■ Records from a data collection
============================================================
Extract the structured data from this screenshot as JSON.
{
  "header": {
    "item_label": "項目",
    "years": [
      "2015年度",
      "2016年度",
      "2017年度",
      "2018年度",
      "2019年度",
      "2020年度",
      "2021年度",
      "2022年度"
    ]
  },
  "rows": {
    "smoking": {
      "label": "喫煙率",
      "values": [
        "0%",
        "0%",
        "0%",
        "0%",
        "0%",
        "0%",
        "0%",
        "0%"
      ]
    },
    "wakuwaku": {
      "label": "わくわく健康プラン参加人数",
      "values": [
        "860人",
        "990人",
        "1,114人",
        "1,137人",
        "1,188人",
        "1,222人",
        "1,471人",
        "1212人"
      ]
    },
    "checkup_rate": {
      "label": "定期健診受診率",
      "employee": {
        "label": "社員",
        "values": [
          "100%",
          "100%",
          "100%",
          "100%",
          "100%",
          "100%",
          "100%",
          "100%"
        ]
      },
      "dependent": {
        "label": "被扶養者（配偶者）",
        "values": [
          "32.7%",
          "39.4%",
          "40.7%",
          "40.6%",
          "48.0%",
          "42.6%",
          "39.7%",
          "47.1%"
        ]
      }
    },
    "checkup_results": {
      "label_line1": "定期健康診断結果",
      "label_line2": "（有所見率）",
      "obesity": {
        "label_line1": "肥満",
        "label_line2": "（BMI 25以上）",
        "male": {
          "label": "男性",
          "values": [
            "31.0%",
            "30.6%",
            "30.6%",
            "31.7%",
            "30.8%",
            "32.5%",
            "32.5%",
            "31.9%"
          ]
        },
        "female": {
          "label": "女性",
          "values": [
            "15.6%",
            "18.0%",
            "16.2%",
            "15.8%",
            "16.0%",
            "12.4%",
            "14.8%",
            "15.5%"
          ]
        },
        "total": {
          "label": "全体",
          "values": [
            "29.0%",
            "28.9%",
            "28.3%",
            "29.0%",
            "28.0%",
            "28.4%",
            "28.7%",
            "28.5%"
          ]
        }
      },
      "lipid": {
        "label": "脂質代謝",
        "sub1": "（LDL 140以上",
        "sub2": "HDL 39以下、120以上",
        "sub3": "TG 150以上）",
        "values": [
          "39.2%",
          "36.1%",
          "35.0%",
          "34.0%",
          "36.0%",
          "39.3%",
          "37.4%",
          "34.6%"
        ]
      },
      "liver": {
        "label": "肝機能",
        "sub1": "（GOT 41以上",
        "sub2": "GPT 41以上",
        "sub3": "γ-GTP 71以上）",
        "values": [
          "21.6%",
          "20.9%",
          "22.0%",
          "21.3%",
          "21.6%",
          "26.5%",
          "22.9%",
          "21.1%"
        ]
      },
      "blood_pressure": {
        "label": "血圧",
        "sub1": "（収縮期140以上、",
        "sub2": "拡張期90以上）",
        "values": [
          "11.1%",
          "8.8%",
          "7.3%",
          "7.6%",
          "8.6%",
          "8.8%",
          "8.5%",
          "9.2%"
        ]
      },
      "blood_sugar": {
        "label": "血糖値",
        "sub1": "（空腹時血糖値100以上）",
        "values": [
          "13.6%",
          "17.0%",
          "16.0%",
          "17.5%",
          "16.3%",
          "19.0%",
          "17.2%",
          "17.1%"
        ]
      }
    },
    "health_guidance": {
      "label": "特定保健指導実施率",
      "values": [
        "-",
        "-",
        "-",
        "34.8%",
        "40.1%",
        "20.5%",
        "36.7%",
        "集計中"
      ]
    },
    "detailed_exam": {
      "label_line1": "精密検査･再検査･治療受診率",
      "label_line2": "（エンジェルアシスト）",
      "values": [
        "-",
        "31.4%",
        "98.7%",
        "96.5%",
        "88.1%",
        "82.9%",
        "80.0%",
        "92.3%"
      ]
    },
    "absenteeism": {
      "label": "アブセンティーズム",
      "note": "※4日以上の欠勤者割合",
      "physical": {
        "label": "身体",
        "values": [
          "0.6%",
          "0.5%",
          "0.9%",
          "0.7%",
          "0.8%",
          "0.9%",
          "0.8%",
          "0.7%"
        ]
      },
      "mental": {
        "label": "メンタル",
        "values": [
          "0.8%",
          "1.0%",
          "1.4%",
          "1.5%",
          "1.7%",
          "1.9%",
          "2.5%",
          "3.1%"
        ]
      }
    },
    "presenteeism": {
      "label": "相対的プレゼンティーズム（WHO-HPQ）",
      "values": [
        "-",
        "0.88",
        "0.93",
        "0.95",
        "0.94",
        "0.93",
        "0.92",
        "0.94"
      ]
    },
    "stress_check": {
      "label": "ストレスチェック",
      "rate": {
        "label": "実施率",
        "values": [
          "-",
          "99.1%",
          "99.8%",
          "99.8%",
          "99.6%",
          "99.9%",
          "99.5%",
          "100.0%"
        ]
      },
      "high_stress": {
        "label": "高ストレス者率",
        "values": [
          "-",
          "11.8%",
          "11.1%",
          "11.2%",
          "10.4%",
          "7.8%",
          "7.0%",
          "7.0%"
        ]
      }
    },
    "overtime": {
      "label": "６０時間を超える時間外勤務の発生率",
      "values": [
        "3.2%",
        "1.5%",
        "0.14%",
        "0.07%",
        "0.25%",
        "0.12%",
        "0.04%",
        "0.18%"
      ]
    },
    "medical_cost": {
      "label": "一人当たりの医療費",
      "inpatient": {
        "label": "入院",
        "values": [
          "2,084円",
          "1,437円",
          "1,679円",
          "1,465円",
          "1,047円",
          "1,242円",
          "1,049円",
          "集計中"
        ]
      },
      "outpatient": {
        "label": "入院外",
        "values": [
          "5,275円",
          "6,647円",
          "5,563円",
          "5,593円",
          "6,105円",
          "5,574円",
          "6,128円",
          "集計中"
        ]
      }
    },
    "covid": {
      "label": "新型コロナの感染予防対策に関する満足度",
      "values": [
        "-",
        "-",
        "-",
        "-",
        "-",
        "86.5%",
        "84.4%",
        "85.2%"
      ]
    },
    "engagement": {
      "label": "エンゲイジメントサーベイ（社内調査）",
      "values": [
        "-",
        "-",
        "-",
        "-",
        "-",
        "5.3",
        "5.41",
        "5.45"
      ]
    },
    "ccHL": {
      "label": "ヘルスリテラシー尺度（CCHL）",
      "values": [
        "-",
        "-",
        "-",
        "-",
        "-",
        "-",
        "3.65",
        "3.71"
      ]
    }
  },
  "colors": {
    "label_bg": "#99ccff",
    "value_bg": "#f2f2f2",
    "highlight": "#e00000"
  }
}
============================================================
■ WORK TO DO
Write out all of the records once more, exactly.

■ OUTPUT FOR THIS EXERCISE
Extract the structured data from this screenshot as JSON.
{
  "header": {
    "item_label": "項目",
    "years": [
      "2015年度",
      "2016年度",
      "2017年度",
      "2018年度",
      "2019年度",
      "2020年度",
      "2021年度",
      "2022年度"
    ]
  },
  "rows": {
    "smoking": {
      "label": "喫煙率",
      "values": [
        "0%",
        "0%",
        "0%",
        "0%",
        "0%",
        "0%",
        "0%",
        "0%"
      ]
    },
    "wakuwaku": {
      "label": "わくわく健康プラン参加人数",
      "values": [
        "860人",
        "990人",
        "1,114人",
        "1,137人",
        "1,188人",
        "1,222人",
        "1,471人",
        "1212人"
      ]
    },
    "checkup_rate": {
      "label": "定期健診受診率",
      "employee": {
        "label": "社員",
        "values": [
          "100%",
          "100%",
          "100%",
          "100%",
          "100%",
          "100%",
          "100%",
          "100%"
        ]
      },
      "dependent": {
        "label": "被扶養者（配偶者）",
        "values": [
          "32.7%",
          "39.4%",
          "40.7%",
          "40.6%",
          "48.0%",
          "42.6%",
          "39.7%",
          "47.1%"
        ]
      }
    },
    "checkup_results": {
      "label_line1": "定期健康診断結果",
      "label_line2": "（有所見率）",
      "obesity": {
        "label_line1": "肥満",
        "label_line2": "（BMI 25以上）",
        "male": {
          "label": "男性",
          "values": [
            "31.0%",
            "30.6%",
            "30.6%",
            "31.7%",
            "30.8%",
            "32.5%",
            "32.5%",
            "31.9%"
          ]
        },
        "female": {
          "label": "女性",
          "values": [
            "15.6%",
            "18.0%",
            "16.2%",
            "15.8%",
            "16.0%",
            "12.4%",
            "14.8%",
            "15.5%"
          ]
        },
        "total": {
          "label": "全体",
          "values": [
            "29.0%",
            "28.9%",
            "28.3%",
            "29.0%",
            "28.0%",
            "28.4%",
            "28.7%",
            "28.5%"
          ]
        }
      },
      "lipid": {
        "label": "脂質代謝",
        "sub1": "（LDL 140以上",
        "sub2": "HDL 39以下、120以上",
        "sub3": "TG 150以上）",
        "values": [
          "39.2%",
          "36.1%",
          "35.0%",
          "34.0%",
          "36.0%",
          "39.3%",
          "37.4%",
          "34.6%"
        ]
      },
      "liver": {
        "label": "肝機能",
        "sub1": "（GOT 41以上",
        "sub2": "GPT 41以上",
        "sub3": "γ-GTP 71以上）",
        "values": [
          "21.6%",
          "20.9%",
          "22.0%",
          "21.3%",
          "21.6%",
          "26.5%",
          "22.9%",
          "21.1%"
        ]
      },
      "blood_pressure": {
        "label": "血圧",
        "sub1": "（収縮期140以上、",
        "sub2": "拡張期90以上）",
        "values": [
          "11.1%",
          "8.8%",
          "7.3%",
          "7.6%",
          "8.6%",
          "8.8%",
          "8.5%",
          "9.2%"
        ]
      },
      "blood_sugar": {
        "label": "血糖値",
        "sub1": "（空腹時血糖値100以上）",
        "values": [
          "13.6%",
          "17.0%",
          "16.0%",
          "17.5%",
          "16.3%",
          "19.0%",
          "17.2%",
          "17.1%"
        ]
      }
    },
    "health_guidance": {
      "label": "特定保健指導実施率",
      "values": [
        "-",
        "-",
        "-",
        "34.8%",
        "40.1%",
        "20.5%",
        "36.7%",
        "集計中"
      ]
    },
    "detailed_exam": {
      "label_line1": "精密検査･再検査･治療受診率",
      "label_line2": "（エンジェルアシスト）",
      "values": [
        "-",
        "31.4%",
        "98.7%",
        "96.5%",
        "88.1%",
        "82.9%",
        "80.0%",
        "92.3%"
      ]
    },
    "absenteeism": {
      "label": "アブセンティーズム",
      "note": "※4日以上の欠勤者割合",
      "physical": {
        "label": "身体",
        "values": [
          "0.6%",
          "0.5%",
          "0.9%",
          "0.7%",
          "0.8%",
          "0.9%",
          "0.8%",
          "0.7%"
        ]
      },
      "mental": {
        "label": "メンタル",
        "values": [
          "0.8%",
          "1.0%",
          "1.4%",
          "1.5%",
          "1.7%",
          "1.9%",
          "2.5%",
          "3.1%"
        ]
      }
    },
    "presenteeism": {
      "label": "相対的プレゼンティーズム（WHO-HPQ）",
      "values": [
        "-",
        "0.88",
        "0.93",
        "0.95",
        "0.94",
        "0.93",
        "0.92",
        "0.94"
      ]
    },
    "stress_check": {
      "label": "ストレスチェック",
      "rate": {
        "label": "実施率",
        "values": [
          "-",
          "99.1%",
          "99.8%",
          "99.8%",
          "99.6%",
          "99.9%",
          "99.5%",
          "100.0%"
        ]
      },
      "high_stress": {
        "label": "高ストレス者率",
        "values": [
          "-",
          "11.8%",
          "11.1%",
          "11.2%",
          "10.4%",
          "7.8%",
          "7.0%",
          "7.0%"
        ]
      }
    },
    "overtime": {
      "label": "６０時間を超える時間外勤務の発生率",
      "values": [
        "3.2%",
        "1.5%",
        "0.14%",
        "0.07%",
        "0.25%",
        "0.12%",
        "0.04%",
        "0.18%"
      ]
    },
    "medical_cost": {
      "label": "一人当たりの医療費",
      "inpatient": {
        "label": "入院",
        "values": [
          "2,084円",
          "1,437円",
          "1,679円",
          "1,465円",
          "1,047円",
          "1,242円",
          "1,049円",
          "集計中"
        ]
      },
      "outpatient": {
        "label": "入院外",
        "values": [
          "5,275円",
          "6,647円",
          "5,563円",
          "5,593円",
          "6,105円",
          "5,574円",
          "6,128円",
          "集計中"
        ]
      }
    },
    "covid": {
      "label": "新型コロナの感染予防対策に関する満足度",
      "values": [
        "-",
        "-",
        "-",
        "-",
        "-",
        "86.5%",
        "84.4%",
        "85.2%"
      ]
    },
    "engagement": {
      "label": "エンゲイジメントサーベイ（社内調査）",
      "values": [
        "-",
        "-",
        "-",
        "-",
        "-",
        "5.3",
        "5.41",
        "5.45"
      ]
    },
    "ccHL": {
      "label": "ヘルスリテラシー尺度（CCHL）",
      "values": [
        "-",
        "-",
        "-",
        "-",
        "-",
        "-",
        "3.65",
        "3.71"
      ]
    }
  },
  "colors": {
    "label_bg": "#99ccff",
    "value_bg": "#f2f2f2",
    "highlight": "#e00000"
  }
}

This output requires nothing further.